● WRITTEN PROBLEM: Copy each line that holds "ресурсов".

[Dataset excerpt]
------------

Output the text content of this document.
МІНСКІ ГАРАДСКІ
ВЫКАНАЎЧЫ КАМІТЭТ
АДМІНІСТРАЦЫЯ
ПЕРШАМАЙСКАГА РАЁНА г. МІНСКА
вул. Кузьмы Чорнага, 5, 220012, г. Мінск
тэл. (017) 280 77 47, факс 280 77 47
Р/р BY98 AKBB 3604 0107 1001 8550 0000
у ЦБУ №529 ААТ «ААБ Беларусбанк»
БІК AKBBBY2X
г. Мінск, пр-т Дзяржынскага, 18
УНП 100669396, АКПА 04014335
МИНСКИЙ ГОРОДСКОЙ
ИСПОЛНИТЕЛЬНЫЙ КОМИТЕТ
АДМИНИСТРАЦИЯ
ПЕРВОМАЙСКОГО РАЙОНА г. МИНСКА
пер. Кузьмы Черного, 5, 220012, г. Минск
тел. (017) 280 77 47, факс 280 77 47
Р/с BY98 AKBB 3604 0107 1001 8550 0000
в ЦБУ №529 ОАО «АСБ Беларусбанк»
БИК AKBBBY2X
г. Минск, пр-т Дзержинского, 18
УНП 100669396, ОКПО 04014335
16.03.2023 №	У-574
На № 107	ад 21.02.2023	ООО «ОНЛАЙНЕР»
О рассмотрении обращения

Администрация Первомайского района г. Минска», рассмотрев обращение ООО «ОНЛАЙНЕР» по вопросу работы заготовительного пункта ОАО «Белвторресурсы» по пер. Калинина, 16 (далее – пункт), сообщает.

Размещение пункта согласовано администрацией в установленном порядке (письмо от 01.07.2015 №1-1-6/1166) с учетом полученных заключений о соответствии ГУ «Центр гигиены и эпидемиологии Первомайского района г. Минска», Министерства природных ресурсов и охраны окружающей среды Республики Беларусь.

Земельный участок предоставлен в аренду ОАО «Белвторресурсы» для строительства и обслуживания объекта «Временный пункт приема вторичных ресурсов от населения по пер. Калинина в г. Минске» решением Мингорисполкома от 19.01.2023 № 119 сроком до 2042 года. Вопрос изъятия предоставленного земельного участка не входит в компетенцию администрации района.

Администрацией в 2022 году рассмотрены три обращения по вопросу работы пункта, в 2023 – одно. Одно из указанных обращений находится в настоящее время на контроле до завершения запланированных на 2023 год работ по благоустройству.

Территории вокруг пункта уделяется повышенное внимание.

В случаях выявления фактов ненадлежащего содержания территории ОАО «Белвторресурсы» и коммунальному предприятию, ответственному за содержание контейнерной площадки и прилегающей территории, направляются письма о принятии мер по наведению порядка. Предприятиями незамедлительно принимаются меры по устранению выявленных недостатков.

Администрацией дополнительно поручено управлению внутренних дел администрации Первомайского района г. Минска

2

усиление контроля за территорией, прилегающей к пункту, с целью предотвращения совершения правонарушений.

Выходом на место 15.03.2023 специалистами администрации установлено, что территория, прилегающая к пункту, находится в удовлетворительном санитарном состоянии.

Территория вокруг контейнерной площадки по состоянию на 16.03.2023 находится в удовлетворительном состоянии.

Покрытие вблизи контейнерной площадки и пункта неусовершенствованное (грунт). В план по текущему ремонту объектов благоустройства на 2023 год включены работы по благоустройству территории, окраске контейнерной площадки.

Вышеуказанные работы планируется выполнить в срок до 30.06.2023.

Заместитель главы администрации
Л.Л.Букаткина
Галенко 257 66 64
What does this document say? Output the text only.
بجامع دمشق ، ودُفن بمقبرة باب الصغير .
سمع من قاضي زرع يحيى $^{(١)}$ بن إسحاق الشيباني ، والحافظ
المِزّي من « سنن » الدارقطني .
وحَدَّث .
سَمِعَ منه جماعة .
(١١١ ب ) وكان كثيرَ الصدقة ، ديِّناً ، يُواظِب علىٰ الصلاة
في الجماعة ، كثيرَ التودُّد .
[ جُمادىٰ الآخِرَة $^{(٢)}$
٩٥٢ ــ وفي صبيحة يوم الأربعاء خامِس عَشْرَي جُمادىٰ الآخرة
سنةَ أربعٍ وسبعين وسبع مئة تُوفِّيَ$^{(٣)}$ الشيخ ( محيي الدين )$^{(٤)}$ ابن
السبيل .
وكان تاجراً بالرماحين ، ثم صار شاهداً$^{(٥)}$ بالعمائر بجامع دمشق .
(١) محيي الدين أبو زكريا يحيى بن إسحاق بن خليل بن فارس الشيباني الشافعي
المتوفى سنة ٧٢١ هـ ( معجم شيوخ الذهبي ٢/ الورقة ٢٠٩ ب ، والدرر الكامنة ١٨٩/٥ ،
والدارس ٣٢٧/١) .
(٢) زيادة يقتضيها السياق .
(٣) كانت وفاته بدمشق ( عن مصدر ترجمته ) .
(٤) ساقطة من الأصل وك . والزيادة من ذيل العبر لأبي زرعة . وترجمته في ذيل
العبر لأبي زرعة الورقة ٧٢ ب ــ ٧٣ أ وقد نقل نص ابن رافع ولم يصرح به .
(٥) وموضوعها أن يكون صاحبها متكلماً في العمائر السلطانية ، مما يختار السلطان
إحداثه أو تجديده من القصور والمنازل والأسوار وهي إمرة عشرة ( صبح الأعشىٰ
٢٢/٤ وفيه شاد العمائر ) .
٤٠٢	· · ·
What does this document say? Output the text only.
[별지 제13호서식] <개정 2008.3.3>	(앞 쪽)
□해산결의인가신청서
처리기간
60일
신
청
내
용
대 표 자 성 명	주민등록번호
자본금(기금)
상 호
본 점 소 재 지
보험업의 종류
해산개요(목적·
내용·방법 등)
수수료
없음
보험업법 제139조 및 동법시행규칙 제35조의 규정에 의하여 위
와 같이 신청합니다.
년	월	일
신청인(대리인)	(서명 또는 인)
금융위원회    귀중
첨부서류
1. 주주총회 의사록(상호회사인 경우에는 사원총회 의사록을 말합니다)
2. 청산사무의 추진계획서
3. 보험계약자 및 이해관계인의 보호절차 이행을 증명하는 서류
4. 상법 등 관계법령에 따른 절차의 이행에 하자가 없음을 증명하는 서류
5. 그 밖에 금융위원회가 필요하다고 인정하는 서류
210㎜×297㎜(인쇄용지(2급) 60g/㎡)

------------

● RESULT BELOW:
Размещение пункта согласовано администрацией в установленном порядке (письмо от 01.07.2015 №1-1-6/1166) с учетом полученных заключений о соответствии ГУ «Центр гигиены и эпидемиологии Первомайского района г. Минска», Министерства природных ресурсов и охраны окружающей среды Республики Беларусь.
Земельный участок предоставлен в аренду ОАО «Белвторресурсы» для строительства и обслуживания объекта «Временный пункт приема вторичных ресурсов от населения по пер. Калинина в г. Минске» решением Мингорисполкома от 19.01.2023 № 119 сроком до 2042 года. Вопрос изъятия предоставленного земельного участка не входит в компетенцию администрации района.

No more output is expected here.